# PROBLEM REQUIREMENTS:
Can you copy the forest hydrology text word for word, from "Forest hydrology deals" to "catchment management issues."?

# GIVEN TEXT:
◆ ◆ ◆

Forest hydrology deals with the interaction between forests and the water cycle. Forests strongly influence both the quantity and the quality of surface and groundwater resources. This subject will provide students with knowledge to understand the complex relationship between forests and water, and skills to apply this knowledge to a range of contemporary catchment management issues.

Content includes:

  • Hydrological cycle - components and the inherent randomness and variability
  • Forests - the complex role of forests in the catchment water balance
  • Rainfall and runoff - Role of surface and groundwater flow. Characteristics of short-term and long-term variation
  • Evapotranspiration processes – the fundamental biophysical processes of forest water use and loss, and how this varies as a function of forest type and climatic setting
  • Water quality and its measurement – key issues in forested ecosystems
  • Wildfire - How does fire impact on short and long term stream flow and water quality?

◆ ◆ ◆

# DATA SECTION:
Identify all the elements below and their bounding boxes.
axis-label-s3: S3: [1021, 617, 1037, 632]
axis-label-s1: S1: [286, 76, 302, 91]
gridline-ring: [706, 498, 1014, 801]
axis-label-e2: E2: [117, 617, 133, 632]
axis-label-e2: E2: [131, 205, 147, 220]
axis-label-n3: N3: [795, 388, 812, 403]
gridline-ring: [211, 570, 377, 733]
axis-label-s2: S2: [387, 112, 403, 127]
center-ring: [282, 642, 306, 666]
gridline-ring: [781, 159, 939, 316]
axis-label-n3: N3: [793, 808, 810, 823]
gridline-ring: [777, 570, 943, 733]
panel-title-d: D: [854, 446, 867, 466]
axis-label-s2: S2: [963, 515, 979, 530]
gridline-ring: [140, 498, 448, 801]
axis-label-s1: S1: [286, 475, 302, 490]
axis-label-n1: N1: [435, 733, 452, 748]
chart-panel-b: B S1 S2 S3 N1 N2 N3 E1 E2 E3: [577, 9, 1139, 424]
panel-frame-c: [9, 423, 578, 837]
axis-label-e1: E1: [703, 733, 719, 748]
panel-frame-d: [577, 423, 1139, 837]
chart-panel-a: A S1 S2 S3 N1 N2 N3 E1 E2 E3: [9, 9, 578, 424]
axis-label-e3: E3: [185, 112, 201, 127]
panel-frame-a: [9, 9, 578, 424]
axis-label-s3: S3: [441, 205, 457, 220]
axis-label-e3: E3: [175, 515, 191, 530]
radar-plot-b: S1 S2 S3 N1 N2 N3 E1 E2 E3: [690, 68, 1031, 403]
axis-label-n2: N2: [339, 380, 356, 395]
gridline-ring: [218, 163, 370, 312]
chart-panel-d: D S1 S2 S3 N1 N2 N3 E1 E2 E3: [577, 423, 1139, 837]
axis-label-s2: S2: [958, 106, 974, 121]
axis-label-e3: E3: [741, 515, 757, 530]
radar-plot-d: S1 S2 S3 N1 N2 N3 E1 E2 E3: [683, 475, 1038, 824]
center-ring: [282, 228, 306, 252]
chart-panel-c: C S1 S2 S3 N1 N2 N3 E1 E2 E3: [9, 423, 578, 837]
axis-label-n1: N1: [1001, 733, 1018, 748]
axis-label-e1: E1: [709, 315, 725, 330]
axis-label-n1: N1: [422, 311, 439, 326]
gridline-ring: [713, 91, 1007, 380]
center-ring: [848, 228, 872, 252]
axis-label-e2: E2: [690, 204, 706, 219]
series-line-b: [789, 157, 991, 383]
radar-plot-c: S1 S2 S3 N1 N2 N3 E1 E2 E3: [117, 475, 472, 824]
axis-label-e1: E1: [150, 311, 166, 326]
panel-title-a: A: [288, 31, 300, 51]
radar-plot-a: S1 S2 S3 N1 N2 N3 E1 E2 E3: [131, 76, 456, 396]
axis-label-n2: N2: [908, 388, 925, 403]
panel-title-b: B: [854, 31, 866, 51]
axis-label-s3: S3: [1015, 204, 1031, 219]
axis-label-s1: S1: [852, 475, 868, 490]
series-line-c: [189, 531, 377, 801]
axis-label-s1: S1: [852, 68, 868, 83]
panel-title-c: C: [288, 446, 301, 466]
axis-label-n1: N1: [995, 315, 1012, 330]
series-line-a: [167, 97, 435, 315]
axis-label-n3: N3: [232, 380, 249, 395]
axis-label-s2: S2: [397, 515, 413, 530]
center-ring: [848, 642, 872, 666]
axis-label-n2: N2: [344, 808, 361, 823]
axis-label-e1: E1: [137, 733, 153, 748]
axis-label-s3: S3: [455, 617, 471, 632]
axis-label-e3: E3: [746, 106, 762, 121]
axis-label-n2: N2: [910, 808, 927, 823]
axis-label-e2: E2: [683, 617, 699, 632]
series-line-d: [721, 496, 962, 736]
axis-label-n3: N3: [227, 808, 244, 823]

◆ ◆ ◆

# WRITTEN ANSWER:
Forest hydrology deals with the interaction between forests and the water cycle. Forests strongly influence both the quantity and the quality of surface and groundwater resources. This subject will provide students with knowledge to understand the complex relationship between forests and water, and skills to apply this knowledge to a range of contemporary catchment management issues.